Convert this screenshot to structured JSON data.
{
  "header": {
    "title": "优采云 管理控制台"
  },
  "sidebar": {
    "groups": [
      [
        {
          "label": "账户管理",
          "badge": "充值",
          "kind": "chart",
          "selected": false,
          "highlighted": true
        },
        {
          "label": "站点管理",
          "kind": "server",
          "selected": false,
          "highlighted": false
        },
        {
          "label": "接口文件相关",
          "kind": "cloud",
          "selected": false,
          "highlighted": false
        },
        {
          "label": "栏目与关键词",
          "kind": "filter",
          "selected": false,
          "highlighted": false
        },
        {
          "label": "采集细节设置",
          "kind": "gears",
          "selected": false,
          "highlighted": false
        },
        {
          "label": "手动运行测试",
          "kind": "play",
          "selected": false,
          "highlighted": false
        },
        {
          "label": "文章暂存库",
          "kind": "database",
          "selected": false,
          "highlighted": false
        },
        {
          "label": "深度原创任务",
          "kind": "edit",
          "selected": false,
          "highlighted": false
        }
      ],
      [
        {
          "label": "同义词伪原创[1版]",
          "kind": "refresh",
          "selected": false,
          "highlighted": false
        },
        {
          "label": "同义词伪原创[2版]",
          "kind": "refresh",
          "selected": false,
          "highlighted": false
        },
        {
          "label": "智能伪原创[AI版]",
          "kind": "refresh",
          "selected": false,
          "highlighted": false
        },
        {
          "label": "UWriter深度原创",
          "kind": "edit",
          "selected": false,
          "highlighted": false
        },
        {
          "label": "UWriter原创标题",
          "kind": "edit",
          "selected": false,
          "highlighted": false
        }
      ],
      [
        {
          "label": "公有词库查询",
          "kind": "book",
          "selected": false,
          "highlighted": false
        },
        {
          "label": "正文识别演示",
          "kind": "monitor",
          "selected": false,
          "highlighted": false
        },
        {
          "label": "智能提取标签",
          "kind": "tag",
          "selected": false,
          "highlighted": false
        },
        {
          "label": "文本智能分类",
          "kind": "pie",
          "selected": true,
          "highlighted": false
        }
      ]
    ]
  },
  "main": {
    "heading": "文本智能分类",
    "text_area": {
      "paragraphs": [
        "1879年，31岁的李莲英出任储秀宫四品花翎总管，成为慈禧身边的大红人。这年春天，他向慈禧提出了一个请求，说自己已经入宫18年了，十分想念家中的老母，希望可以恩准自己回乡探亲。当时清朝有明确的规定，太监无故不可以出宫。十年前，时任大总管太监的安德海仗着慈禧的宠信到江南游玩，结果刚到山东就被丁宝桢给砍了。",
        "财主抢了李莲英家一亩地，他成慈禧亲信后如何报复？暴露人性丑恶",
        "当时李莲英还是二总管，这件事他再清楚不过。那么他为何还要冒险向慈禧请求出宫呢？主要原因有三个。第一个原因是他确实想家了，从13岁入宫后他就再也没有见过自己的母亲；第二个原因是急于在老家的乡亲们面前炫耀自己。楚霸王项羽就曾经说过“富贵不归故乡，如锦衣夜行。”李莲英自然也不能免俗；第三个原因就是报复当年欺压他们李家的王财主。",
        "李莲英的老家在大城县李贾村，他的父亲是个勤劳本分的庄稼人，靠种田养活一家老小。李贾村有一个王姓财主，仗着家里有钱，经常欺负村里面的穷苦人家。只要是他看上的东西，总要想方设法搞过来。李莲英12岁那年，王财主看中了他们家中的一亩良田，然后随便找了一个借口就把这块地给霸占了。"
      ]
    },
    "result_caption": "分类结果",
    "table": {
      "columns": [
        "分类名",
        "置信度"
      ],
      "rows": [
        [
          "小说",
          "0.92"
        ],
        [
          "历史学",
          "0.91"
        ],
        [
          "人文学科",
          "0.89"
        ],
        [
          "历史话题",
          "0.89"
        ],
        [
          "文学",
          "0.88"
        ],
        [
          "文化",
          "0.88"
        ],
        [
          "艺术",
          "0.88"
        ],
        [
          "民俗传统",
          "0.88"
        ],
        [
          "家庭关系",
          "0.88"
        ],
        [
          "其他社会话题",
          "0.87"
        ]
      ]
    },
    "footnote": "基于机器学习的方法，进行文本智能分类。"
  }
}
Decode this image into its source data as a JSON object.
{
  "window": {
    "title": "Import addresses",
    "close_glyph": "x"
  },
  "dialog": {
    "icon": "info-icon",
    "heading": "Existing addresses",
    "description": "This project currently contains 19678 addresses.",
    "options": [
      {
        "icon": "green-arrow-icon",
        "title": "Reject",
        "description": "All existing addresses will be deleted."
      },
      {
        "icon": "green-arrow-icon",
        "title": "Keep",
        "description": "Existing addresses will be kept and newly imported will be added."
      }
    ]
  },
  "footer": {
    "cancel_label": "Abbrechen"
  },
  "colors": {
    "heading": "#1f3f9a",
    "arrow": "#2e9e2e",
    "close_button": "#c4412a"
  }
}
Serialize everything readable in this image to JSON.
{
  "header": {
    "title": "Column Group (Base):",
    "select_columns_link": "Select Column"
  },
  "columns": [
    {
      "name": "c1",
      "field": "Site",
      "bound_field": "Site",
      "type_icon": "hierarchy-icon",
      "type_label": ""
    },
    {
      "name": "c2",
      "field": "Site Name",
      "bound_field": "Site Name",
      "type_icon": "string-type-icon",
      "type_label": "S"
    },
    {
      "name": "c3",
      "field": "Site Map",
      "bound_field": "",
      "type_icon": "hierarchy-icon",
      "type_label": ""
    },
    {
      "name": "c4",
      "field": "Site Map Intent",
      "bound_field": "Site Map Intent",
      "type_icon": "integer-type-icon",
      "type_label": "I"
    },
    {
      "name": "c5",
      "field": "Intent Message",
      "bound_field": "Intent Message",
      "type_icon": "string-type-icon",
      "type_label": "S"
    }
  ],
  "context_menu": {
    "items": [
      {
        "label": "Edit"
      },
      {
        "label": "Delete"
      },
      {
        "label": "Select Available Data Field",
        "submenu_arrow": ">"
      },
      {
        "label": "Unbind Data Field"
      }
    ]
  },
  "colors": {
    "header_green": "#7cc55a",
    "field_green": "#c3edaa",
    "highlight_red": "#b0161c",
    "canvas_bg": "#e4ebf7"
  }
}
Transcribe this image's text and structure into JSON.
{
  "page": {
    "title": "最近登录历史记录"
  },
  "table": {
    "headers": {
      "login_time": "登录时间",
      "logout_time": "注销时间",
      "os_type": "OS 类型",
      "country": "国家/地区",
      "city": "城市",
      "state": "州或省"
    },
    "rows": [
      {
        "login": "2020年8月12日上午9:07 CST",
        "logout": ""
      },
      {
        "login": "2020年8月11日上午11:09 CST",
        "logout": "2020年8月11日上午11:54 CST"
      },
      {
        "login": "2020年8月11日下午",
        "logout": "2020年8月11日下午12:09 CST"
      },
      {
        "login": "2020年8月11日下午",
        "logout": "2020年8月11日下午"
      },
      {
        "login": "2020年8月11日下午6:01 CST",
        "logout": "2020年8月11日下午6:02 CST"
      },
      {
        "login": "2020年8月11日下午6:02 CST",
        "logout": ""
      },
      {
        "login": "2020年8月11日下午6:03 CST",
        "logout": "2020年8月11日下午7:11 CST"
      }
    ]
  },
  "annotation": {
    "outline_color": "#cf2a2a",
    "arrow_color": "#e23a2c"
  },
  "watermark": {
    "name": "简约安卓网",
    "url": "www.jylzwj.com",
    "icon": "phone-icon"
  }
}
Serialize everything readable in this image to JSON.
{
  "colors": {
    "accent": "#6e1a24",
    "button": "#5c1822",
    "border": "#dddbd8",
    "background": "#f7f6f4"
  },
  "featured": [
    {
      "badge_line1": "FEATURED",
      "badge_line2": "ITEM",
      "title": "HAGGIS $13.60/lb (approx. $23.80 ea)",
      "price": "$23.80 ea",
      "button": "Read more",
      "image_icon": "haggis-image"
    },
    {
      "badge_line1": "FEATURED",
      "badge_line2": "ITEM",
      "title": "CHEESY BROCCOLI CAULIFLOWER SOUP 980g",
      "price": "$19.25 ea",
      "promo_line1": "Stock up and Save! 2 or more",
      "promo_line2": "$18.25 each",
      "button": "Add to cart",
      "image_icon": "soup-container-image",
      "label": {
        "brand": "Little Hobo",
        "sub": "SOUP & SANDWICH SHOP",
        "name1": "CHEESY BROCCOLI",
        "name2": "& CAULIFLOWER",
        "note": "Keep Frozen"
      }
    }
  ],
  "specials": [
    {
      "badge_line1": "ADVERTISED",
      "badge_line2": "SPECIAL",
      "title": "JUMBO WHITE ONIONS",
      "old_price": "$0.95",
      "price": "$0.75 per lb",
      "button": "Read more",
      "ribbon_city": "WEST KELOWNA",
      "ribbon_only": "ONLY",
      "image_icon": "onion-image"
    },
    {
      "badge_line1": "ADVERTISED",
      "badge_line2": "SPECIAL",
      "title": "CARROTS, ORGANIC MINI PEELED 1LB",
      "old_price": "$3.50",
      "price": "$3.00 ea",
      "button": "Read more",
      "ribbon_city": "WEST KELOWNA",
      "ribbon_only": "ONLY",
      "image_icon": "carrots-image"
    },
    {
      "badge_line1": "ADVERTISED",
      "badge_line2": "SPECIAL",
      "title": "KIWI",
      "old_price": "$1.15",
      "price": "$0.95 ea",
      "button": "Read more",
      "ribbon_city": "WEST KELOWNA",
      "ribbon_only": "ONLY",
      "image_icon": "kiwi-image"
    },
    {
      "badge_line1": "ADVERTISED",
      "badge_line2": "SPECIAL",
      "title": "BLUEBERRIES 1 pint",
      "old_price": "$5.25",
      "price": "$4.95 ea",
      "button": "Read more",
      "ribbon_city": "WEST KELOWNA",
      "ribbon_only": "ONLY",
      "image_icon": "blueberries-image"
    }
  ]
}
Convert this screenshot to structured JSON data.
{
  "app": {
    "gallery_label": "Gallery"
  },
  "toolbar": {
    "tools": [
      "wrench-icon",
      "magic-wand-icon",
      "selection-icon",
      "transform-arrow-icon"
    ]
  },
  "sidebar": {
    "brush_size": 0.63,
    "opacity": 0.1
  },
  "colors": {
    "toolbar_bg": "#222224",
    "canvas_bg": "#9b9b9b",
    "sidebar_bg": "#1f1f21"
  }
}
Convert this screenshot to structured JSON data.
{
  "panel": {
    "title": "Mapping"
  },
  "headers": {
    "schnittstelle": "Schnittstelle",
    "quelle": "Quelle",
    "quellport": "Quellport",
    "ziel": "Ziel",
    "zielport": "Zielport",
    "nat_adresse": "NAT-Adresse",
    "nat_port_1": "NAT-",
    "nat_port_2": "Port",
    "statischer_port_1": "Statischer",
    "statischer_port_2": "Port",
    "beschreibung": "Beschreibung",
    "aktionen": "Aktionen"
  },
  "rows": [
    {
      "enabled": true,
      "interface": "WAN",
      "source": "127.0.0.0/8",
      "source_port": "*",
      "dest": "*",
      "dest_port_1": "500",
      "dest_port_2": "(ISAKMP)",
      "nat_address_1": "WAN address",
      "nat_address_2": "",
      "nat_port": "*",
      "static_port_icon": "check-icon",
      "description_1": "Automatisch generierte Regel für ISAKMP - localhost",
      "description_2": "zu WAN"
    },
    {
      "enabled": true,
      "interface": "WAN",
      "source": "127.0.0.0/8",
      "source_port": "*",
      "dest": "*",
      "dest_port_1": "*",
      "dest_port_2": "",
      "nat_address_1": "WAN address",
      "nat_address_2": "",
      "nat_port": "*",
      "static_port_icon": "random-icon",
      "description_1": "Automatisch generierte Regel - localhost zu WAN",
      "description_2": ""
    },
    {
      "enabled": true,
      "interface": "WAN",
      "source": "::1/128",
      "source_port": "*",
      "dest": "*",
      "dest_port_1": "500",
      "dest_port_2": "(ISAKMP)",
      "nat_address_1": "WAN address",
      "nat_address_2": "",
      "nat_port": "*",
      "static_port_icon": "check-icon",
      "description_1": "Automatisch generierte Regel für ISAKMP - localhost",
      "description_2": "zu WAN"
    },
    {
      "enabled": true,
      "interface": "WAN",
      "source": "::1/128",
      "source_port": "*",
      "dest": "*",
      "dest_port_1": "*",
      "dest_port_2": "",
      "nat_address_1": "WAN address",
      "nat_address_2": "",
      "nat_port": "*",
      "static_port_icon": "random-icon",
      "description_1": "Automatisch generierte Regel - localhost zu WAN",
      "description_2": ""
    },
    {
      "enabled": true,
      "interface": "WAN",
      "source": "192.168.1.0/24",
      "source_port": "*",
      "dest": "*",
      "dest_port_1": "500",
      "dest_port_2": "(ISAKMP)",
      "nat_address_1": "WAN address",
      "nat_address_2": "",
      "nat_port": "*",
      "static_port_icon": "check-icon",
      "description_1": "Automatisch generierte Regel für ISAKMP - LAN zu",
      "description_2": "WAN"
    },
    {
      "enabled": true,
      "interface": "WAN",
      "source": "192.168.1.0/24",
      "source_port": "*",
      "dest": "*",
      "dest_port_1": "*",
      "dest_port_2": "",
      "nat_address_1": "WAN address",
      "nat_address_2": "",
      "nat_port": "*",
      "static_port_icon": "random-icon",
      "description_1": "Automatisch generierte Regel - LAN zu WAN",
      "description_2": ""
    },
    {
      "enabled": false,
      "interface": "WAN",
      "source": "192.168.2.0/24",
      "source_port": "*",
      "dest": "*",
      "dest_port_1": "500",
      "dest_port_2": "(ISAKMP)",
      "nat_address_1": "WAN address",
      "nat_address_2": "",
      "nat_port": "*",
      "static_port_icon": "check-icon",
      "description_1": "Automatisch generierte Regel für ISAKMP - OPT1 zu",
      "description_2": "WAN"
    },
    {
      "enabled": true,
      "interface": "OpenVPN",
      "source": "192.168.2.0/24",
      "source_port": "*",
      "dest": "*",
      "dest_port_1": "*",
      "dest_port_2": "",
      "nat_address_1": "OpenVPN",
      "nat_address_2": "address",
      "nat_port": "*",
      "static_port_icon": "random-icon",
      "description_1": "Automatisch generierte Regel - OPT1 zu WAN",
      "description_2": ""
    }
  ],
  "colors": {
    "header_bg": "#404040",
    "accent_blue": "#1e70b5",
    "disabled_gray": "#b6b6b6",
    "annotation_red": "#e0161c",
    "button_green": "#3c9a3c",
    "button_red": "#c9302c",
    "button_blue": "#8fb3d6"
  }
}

=-=-=

* Task to carry out
Search the records above for "heading". Copy each line where it is found.

* Final result
    "heading": "文本智能分类",
    "heading": "Existing addresses",
    "heading": "#1f3f9a",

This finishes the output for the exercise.